Dataset listings of figures

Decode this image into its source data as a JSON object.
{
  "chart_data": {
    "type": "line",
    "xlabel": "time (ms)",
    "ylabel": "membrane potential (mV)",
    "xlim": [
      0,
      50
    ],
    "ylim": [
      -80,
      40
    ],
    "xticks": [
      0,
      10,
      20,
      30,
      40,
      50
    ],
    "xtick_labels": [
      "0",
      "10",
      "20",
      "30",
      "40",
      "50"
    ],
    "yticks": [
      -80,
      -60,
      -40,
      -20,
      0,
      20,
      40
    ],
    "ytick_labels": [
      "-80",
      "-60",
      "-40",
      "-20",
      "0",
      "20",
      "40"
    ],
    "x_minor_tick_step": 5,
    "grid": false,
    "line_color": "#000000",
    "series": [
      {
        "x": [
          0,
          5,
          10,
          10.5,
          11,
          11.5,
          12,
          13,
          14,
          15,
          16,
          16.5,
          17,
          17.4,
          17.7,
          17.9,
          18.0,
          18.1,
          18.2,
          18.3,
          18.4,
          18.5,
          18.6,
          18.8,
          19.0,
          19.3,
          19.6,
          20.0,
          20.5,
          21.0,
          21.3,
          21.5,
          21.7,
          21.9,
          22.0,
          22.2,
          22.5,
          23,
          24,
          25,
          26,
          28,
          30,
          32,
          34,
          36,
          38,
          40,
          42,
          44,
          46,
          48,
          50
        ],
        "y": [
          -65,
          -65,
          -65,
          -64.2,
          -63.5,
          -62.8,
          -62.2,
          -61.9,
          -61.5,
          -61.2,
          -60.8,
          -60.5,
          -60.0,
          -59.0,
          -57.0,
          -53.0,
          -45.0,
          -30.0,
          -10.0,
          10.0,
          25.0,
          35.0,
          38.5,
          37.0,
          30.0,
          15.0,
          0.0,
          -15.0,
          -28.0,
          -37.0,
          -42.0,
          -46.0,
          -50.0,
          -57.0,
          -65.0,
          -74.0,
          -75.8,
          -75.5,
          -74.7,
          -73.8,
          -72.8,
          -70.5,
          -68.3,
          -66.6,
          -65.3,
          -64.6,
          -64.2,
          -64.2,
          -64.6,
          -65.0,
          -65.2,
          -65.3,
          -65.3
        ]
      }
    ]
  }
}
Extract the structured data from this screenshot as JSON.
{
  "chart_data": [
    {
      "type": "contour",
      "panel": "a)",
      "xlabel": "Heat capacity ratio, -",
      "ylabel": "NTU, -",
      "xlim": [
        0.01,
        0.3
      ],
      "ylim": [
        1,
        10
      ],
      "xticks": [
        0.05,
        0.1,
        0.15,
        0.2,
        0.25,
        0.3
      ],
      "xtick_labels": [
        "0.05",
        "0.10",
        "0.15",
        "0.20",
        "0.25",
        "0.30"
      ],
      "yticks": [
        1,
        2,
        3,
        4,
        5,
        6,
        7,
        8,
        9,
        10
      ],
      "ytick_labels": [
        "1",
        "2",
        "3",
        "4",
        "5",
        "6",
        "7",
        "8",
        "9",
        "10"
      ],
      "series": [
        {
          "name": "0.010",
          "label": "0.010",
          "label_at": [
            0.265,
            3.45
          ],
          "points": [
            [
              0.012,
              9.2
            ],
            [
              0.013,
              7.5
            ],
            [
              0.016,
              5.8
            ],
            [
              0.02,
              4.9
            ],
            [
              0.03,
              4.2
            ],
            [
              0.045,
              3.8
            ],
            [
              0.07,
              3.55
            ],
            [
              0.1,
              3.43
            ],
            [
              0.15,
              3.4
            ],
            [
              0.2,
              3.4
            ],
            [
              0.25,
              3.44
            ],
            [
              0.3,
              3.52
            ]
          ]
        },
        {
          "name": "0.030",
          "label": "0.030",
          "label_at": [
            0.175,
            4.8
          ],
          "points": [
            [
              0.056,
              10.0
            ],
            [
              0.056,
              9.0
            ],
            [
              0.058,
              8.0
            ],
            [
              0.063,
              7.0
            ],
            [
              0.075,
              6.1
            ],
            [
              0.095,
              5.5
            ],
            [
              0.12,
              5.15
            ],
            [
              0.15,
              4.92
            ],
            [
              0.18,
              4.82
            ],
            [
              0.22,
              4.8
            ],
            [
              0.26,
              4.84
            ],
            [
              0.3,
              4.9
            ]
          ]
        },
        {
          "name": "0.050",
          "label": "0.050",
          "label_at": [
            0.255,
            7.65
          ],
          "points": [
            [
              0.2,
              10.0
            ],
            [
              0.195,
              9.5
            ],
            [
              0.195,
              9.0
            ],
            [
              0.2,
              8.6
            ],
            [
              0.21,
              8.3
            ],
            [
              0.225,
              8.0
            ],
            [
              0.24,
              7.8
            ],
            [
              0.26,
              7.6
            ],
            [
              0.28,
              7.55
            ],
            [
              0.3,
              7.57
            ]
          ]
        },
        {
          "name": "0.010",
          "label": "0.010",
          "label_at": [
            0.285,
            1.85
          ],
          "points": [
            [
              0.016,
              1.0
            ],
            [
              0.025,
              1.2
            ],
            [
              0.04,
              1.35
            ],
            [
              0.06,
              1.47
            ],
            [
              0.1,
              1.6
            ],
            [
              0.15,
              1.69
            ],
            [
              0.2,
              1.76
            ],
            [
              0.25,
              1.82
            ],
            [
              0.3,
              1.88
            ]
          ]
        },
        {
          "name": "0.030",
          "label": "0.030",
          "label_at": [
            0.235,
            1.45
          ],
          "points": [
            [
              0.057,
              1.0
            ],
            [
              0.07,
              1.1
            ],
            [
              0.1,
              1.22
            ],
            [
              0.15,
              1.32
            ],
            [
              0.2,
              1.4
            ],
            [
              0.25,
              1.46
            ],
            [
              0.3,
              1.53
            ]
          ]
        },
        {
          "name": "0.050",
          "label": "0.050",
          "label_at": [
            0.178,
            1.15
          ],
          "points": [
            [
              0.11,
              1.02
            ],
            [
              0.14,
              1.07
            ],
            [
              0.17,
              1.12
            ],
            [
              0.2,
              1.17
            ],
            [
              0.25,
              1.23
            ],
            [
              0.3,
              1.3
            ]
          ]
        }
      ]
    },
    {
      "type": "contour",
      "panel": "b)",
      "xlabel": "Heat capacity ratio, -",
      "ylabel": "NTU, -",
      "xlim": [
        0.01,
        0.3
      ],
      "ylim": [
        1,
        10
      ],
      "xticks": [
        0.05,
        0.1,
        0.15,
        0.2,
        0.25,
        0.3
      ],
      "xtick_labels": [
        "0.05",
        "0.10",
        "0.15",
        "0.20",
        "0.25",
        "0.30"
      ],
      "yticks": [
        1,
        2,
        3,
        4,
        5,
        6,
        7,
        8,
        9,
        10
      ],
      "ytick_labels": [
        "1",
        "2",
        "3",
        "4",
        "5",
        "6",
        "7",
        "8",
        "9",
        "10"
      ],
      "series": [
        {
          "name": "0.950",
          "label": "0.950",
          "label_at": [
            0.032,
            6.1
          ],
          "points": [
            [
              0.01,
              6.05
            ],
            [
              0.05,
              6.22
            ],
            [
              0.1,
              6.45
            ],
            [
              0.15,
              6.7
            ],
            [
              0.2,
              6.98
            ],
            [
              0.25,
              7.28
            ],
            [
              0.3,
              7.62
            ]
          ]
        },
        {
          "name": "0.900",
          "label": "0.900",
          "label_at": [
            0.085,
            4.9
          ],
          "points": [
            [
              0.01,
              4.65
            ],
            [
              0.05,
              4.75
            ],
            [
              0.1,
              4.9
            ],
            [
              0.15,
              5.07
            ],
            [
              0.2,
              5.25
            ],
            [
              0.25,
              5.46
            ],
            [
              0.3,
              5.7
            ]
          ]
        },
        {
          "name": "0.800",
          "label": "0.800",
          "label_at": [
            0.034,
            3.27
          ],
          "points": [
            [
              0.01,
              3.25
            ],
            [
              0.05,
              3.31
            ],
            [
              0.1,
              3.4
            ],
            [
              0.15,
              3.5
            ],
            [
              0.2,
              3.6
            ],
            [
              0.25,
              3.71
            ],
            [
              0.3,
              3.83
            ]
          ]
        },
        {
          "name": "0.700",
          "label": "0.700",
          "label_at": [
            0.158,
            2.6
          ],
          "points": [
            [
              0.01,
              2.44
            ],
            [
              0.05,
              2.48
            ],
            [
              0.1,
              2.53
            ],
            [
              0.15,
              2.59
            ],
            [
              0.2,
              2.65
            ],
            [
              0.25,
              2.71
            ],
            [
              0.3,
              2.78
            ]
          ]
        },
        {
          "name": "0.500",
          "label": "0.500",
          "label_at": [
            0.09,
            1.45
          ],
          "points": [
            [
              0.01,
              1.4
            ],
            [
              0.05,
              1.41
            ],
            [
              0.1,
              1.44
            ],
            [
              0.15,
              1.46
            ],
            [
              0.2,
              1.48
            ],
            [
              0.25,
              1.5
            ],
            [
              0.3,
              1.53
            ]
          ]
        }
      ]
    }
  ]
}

## Exercise aim
Show, from the material above, each line that includes the string "this".

## Solution
Decode this image into its source data as a JSON object.
Extract the structured data from this screenshot as JSON.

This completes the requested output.